WRITTEN INSTRUCTION: Bring together all lines of the material below that contain the string "applicable".

TASK DATA:
· · · · · · ·

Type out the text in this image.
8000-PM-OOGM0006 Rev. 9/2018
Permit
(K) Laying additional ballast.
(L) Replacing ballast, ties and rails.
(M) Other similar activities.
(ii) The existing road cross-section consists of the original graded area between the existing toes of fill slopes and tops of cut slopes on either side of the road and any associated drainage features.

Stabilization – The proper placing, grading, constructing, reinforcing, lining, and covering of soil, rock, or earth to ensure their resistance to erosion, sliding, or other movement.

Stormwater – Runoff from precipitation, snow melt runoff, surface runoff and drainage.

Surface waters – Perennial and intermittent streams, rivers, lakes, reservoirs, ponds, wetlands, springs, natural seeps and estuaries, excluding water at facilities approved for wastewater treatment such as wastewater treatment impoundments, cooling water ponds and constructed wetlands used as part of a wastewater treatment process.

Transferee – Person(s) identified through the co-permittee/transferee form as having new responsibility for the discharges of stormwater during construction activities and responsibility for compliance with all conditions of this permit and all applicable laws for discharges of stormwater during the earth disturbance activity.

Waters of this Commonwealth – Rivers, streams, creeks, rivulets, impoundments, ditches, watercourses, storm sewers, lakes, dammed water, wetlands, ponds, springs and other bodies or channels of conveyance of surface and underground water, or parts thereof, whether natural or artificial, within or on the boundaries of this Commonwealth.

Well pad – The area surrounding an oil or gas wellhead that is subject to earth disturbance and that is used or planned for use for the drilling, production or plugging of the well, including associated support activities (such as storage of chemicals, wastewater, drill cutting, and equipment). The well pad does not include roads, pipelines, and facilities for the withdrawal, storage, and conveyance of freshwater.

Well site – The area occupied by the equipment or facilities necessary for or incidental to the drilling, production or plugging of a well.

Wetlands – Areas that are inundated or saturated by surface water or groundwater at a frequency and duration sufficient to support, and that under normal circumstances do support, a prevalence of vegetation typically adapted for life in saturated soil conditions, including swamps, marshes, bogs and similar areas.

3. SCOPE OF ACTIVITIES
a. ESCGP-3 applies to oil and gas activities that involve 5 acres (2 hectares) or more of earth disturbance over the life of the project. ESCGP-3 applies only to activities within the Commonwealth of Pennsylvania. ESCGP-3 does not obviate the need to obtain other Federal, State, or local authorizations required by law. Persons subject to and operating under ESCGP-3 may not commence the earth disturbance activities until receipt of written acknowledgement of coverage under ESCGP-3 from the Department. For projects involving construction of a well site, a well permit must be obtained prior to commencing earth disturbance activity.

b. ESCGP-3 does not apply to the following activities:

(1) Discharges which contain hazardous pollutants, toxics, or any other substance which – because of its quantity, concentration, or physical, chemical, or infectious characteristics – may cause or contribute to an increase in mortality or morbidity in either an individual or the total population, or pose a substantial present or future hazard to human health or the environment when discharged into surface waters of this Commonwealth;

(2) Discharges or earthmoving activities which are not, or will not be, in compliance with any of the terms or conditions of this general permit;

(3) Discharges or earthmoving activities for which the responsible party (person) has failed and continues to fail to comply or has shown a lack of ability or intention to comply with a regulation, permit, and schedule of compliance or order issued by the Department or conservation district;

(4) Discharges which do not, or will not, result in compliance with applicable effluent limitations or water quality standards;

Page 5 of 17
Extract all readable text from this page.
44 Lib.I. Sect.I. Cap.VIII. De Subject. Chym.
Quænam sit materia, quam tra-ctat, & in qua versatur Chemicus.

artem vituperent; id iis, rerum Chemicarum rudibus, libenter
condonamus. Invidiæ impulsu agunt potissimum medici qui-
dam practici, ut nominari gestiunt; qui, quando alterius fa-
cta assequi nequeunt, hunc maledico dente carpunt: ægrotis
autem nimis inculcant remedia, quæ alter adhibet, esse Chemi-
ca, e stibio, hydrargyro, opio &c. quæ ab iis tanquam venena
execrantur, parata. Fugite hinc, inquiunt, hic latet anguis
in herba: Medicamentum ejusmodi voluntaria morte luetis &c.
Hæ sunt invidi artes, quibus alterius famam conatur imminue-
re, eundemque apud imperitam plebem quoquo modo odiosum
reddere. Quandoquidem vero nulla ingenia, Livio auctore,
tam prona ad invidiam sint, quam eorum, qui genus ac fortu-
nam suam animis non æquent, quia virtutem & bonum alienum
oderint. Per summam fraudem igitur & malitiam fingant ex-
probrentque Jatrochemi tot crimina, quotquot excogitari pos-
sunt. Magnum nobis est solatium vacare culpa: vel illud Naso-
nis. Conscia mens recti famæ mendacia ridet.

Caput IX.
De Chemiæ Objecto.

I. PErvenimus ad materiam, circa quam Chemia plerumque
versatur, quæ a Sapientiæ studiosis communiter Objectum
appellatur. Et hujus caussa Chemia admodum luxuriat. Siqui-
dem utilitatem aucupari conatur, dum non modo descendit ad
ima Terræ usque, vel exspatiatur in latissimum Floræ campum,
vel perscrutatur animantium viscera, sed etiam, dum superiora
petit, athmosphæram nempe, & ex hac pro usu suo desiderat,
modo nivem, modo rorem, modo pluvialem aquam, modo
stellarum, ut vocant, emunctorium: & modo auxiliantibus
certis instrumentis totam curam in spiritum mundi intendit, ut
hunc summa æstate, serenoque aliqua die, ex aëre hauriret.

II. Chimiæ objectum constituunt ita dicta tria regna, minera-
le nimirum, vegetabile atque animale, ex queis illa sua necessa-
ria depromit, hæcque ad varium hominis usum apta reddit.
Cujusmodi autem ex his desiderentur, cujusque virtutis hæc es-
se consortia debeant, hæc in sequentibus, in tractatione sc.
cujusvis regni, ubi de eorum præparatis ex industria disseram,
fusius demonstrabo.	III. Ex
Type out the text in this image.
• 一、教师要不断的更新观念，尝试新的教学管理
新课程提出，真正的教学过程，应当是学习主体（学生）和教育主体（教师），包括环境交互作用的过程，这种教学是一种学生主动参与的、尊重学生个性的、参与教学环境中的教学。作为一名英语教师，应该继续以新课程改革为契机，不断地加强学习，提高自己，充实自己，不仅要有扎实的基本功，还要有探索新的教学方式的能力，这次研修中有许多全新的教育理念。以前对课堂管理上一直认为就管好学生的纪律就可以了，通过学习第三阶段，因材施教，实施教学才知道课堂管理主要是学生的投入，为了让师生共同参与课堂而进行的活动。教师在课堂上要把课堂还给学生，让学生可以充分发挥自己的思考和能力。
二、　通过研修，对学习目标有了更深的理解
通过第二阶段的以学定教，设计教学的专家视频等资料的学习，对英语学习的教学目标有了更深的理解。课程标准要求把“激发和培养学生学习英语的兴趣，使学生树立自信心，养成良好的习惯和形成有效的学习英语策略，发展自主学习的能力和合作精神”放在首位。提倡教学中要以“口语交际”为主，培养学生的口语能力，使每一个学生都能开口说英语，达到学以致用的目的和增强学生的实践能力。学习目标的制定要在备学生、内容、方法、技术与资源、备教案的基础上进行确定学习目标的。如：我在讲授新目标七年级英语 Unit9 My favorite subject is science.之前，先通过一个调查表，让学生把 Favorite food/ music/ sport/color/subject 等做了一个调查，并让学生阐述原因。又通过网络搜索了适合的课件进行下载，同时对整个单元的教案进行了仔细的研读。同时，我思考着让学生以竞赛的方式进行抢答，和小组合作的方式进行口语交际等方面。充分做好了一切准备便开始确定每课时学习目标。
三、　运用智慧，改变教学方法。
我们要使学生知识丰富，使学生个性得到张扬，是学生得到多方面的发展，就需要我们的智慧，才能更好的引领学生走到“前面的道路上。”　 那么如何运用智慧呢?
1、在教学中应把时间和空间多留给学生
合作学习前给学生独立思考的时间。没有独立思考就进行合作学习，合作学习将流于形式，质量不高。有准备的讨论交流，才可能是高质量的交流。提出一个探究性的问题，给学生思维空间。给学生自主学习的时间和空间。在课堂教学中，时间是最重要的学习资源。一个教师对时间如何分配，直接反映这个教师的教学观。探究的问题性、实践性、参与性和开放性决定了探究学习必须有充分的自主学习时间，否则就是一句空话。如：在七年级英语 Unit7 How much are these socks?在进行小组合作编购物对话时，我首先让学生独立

· · · · · · ·

FINISHED EXERCISE:
Transferee – Person(s) identified through the co-permittee/transferee form as having new responsibility for the discharges of stormwater during construction activities and responsibility for compliance with all conditions of this permit and all applicable laws for discharges of stormwater during the earth disturbance activity.
(4) Discharges which do not, or will not, result in compliance with applicable effluent limitations or water quality standards;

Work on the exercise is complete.